— Directive —
Work through the data line by line, gathering every line that has the word "JESUS".

▼

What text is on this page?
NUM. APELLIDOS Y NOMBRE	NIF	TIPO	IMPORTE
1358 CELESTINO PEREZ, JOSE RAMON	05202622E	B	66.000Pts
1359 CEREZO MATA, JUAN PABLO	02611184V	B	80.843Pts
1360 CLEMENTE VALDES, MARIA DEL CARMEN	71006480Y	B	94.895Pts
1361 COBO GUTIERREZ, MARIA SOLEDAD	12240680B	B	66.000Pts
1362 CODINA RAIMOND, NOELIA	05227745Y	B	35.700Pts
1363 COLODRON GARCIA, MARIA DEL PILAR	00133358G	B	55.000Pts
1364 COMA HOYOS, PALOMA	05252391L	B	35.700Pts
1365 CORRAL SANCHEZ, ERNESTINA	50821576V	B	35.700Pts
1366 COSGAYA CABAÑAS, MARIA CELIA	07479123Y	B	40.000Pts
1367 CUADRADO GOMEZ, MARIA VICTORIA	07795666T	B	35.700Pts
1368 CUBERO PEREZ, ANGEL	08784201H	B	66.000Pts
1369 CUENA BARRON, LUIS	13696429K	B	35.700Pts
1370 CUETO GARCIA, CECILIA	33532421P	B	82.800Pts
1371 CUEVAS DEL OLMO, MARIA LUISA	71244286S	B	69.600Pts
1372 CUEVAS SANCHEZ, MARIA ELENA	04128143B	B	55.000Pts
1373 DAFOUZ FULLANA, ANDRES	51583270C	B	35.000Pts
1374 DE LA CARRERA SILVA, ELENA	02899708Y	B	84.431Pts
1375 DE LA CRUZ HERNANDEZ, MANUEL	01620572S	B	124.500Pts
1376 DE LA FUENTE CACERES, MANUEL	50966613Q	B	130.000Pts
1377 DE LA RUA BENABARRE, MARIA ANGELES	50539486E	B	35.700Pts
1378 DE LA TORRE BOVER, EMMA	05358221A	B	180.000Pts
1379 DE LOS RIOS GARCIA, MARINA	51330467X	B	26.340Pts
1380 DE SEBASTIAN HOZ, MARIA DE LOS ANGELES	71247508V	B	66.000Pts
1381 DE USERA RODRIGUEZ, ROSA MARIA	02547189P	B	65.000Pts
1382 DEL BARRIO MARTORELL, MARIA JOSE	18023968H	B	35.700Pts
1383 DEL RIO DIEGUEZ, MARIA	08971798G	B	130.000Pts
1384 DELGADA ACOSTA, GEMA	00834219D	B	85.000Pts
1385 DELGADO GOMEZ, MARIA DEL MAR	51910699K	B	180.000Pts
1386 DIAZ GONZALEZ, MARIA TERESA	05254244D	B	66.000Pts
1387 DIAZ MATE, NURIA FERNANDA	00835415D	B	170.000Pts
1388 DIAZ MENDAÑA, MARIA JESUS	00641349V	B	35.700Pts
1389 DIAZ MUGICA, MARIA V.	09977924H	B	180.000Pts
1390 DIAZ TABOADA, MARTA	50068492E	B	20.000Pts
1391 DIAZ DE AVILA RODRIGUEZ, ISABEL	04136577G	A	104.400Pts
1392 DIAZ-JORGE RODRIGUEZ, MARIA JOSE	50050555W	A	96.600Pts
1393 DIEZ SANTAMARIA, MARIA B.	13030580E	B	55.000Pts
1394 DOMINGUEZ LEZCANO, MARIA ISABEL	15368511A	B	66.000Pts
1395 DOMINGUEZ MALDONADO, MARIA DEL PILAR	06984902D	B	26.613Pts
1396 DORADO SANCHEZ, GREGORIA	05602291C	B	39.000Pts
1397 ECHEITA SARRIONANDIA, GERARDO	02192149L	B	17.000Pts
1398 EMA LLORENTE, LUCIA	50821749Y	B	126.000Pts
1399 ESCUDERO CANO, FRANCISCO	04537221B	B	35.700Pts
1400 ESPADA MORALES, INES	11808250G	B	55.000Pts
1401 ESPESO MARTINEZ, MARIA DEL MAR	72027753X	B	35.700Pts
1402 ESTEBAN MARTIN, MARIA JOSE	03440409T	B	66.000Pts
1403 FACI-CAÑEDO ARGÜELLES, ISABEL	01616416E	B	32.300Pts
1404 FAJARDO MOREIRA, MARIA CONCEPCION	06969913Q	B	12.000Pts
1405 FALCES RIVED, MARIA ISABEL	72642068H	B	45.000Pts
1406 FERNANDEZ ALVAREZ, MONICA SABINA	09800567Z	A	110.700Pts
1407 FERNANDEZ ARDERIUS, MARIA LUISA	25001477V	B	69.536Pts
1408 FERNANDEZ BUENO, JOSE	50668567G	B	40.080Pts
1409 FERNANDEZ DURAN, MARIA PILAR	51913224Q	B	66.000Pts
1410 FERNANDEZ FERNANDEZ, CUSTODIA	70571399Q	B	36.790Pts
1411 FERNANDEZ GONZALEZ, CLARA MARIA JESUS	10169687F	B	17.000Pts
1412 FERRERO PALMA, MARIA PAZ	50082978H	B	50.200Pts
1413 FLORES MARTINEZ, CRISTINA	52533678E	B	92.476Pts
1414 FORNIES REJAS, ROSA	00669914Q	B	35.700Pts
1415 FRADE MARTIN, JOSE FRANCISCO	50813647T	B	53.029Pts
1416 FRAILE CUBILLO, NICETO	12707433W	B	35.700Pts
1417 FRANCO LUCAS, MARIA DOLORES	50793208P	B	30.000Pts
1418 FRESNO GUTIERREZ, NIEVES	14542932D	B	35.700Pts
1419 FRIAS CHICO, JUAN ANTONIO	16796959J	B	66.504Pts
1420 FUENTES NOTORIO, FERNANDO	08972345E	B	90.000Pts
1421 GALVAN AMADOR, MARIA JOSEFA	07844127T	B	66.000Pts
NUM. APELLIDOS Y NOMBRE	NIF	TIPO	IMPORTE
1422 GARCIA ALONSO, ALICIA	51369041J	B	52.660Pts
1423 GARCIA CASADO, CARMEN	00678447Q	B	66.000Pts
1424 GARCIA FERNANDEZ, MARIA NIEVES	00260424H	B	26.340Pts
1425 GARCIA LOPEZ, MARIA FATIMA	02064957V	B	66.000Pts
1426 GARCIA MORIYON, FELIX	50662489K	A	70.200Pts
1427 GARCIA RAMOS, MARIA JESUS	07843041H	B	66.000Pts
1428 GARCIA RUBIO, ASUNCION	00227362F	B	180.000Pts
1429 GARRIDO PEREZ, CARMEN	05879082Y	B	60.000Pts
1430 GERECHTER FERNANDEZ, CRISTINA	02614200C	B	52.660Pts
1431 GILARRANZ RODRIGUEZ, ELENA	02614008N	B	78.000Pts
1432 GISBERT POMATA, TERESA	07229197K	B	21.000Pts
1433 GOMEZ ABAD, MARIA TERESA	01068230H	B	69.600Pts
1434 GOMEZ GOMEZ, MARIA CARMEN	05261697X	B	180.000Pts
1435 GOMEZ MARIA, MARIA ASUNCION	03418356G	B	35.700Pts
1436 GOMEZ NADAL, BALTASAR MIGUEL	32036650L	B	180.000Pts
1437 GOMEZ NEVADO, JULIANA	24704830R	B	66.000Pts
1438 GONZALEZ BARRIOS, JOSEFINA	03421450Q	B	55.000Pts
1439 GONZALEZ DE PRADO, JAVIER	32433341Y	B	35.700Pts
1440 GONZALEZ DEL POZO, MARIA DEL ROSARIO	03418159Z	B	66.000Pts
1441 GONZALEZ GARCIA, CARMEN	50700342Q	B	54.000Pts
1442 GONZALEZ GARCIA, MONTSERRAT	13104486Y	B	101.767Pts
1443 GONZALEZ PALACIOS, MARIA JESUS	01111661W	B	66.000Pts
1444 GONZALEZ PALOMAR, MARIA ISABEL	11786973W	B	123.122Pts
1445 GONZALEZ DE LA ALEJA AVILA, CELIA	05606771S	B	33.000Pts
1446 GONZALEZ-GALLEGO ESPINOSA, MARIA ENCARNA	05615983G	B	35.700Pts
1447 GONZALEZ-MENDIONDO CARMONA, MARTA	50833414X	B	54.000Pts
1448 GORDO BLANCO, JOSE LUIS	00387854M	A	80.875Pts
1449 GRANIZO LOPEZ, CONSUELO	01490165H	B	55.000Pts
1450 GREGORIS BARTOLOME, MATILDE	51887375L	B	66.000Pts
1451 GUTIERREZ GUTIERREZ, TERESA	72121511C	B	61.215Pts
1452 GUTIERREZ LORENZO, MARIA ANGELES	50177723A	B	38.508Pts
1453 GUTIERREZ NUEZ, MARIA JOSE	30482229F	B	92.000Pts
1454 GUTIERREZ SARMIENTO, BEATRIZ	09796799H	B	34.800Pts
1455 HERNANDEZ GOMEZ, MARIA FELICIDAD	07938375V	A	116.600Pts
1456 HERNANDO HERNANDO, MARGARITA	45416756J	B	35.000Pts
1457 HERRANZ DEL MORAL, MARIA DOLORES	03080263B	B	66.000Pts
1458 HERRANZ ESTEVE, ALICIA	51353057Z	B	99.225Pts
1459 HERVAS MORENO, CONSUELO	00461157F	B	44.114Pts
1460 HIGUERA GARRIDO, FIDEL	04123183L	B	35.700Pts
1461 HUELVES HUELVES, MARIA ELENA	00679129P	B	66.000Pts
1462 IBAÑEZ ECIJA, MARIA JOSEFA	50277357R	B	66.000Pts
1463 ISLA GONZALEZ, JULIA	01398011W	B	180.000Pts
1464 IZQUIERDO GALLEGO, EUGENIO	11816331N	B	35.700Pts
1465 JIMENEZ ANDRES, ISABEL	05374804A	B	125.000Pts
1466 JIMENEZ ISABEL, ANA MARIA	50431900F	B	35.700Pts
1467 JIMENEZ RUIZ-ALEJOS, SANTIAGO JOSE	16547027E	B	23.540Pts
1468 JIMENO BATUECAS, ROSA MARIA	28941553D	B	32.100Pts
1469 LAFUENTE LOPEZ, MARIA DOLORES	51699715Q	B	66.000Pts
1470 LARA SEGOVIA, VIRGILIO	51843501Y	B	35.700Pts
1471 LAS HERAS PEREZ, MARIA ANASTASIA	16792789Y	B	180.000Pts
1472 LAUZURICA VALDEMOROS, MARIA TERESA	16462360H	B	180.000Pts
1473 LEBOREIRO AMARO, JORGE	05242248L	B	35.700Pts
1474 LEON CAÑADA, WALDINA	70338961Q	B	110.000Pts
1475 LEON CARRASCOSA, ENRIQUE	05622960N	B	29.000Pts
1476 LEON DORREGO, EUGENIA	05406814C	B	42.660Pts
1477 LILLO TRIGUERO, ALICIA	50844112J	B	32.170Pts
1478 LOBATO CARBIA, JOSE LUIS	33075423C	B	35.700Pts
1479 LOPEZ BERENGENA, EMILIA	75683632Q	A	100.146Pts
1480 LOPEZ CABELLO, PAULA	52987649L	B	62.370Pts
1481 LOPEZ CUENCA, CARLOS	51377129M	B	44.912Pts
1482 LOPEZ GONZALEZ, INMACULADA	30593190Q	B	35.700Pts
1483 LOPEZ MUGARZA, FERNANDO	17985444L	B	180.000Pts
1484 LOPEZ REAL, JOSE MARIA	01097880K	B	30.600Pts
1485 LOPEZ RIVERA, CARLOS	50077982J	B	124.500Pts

▲

— Problem solution —
1388 DIAZ MENDAÑA, MARIA JESUS	00641349V	B	35.700Pts
1411 FERNANDEZ GONZALEZ, CLARA MARIA JESUS	10169687F	B	17.000Pts
1427 GARCIA RAMOS, MARIA JESUS	07843041H	B	66.000Pts
1443 GONZALEZ PALACIOS, MARIA JESUS	01111661W	B	66.000Pts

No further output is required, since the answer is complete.